◆ YOUR TASK:
Transcribe every entry word for word. Skip the pictures.

◆ INPUT DATA:

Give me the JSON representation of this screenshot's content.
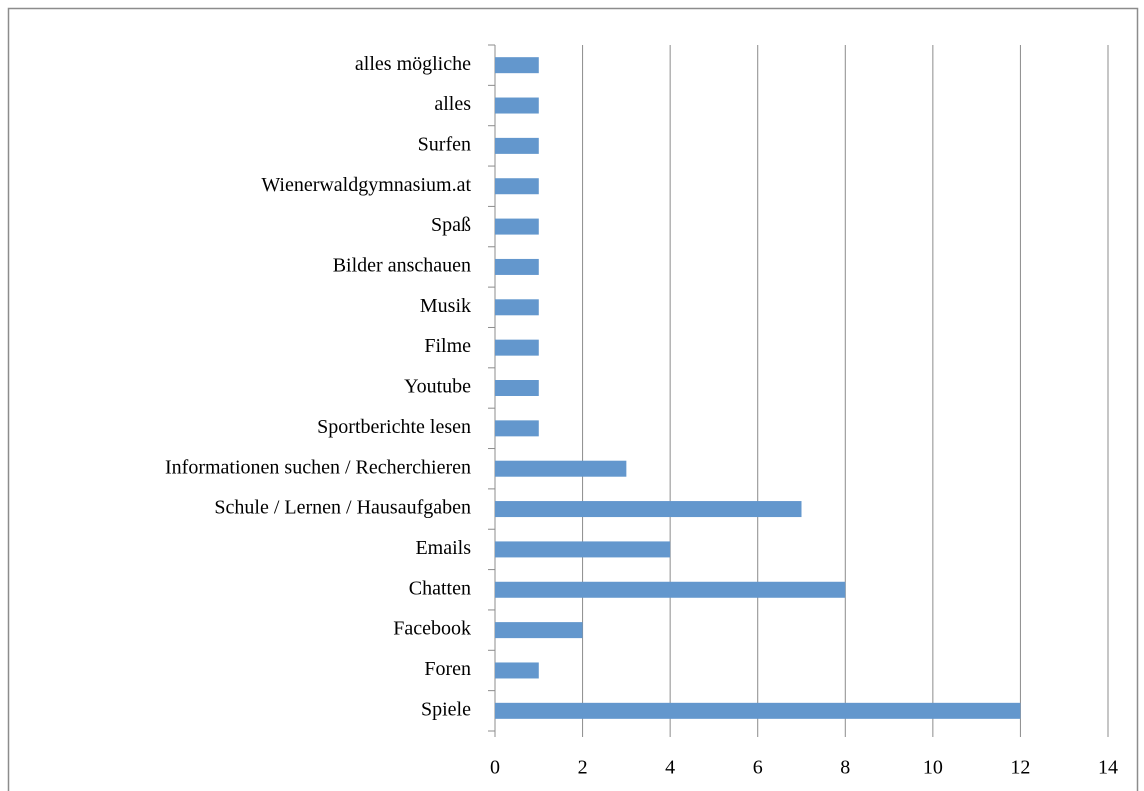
{
  "chart_data": {
    "type": "barh",
    "categories": [
      "Spiele",
      "Foren",
      "Facebook",
      "Chatten",
      "Emails",
      "Schule / Lernen / Hausaufgaben",
      "Informationen suchen / Recherchieren",
      "Sportberichte lesen",
      "Youtube",
      "Filme",
      "Musik",
      "Bilder anschauen",
      "Spaß",
      "Wienerwaldgymnasium.at",
      "Surfen",
      "alles",
      "alles mögliche"
    ],
    "values": [
      12,
      1,
      2,
      8,
      4,
      7,
      3,
      1,
      1,
      1,
      1,
      1,
      1,
      1,
      1,
      1,
      1
    ],
    "color": "#6397cd",
    "xlim": [
      0,
      14
    ],
    "xticks": [
      0,
      2,
      4,
      6,
      8,
      10,
      12,
      14
    ],
    "grid": true
  }
}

◆ RIGHT ANSWER:
Give me the JSON representation of this screenshot's content.
{
  "chart_data": {
    "type": "barh",
    "categories": [
      "Spiele",
      "Foren",
      "Facebook",
      "Chatten",
      "Emails",
      "Schule / Lernen / Hausaufgaben",
      "Informationen suchen / Recherchieren",
      "Sportberichte lesen",
      "Youtube",
      "Filme",
      "Musik",
      "Bilder anschauen",
      "Spaß",
      "Wienerwaldgymnasium.at",
      "Surfen",
      "alles",
      "alles mögliche"
    ],
    "values": [
      12,
      1,
      2,
      8,
      4,
      7,
      3,
      1,
      1,
      1,
      1,
      1,
      1,
      1,
      1,
      1,
      1
    ],
    "color": "#6397cd",
    "xlim": [
      0,
      14
    ],
    "xticks": [
      0,
      2,
      4,
      6,
      8,
      10,
      12,
      14
    ],
    "grid": true
  }
}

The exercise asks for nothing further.